_Directions_:
Continue the binomial distribution exercises below, starting right after their final sentence.

_Provided text_:
....
Binomial Distribution Exercises
J. Bridges Introduction to Statistics
1. You flip a coin 10 times. What is the probability of getting no heads in 10 tosses? Of
getting exactly 4 heads? Of getting 4 or more heads? Of getting less than 8 heads?
2. Ninety percent of the trees planted by a landscaping firm survive. What is the
probability that of the next 13 trees planted: a. at most ten will survive? b. at least ten
will survive? c. exactly ten will survive? That all of the trees will survive?
3. A machine produces parts of which 0.5% are defective. If a random sample of ten
parts produced by this machine contains more than one defective part, the machine is
shut down for repairs. Find the probability that the machine will be shut down for
repairs based on this sampling plan.
4. Assume that there are 600 “critical” parts in a car. “Critical” is defined as a part so
important that a failure will cause the car to be undrivable. Assume that each of these
critical parts has a 1 in 1,000 chance of failure during the first year of car ownership.
What is the overall probability that the car will be undrivable sometime during the first
year of ownership? If the failure probability for each part is 1 in 10,000, now what is the
overall probability?
....
Items listed in a dataset
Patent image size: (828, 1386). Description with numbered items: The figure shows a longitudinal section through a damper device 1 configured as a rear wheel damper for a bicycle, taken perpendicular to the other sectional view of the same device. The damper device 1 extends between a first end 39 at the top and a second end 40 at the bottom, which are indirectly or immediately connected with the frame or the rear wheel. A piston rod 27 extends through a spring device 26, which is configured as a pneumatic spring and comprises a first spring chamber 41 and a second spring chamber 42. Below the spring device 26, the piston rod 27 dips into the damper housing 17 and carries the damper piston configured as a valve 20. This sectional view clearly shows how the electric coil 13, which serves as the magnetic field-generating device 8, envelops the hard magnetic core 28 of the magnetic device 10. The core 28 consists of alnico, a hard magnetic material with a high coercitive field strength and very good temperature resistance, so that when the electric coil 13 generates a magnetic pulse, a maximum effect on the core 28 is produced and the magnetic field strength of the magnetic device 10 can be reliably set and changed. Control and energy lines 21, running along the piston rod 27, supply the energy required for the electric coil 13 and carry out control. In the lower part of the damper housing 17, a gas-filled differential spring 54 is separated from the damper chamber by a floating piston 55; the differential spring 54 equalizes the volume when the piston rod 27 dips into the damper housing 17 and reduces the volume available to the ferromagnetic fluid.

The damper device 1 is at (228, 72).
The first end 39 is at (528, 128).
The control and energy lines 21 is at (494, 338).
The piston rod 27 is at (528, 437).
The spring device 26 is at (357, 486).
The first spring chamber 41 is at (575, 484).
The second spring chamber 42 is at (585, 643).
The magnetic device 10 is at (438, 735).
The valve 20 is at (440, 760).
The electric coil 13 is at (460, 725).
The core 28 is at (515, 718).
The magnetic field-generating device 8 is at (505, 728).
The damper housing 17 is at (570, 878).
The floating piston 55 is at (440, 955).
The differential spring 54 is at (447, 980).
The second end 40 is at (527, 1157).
....
_Task response_:
5. According to an article in the February 1991 issue of Reader’s Digest, Americans face
a 1 in 20 chance of acquiring an infection while hospitalized. If the records of 15
randomly selected hospitalized patients are examined, find the probability that: a. at
least two develop an infection? b. none develop an infection?
6. Suppose that you take a five-question multiple-choice quiz by guessing. Each question
has possible answers a, b, c, d and only one is correct. (a) What is the probability that
you guess more than half of the answers correctly? (b) What is the probability that you
get all answers correct?
7. There is a 90% chance that Square Table Pizza will make a delivery in less than 30
minutes. An executive for Square Table decides to test the delivery system by ordering
20 pizzas at different times and different locations.
If the 90% rate is correct, find the probability that more than one pizza will be delivered
in 30 minutes or more.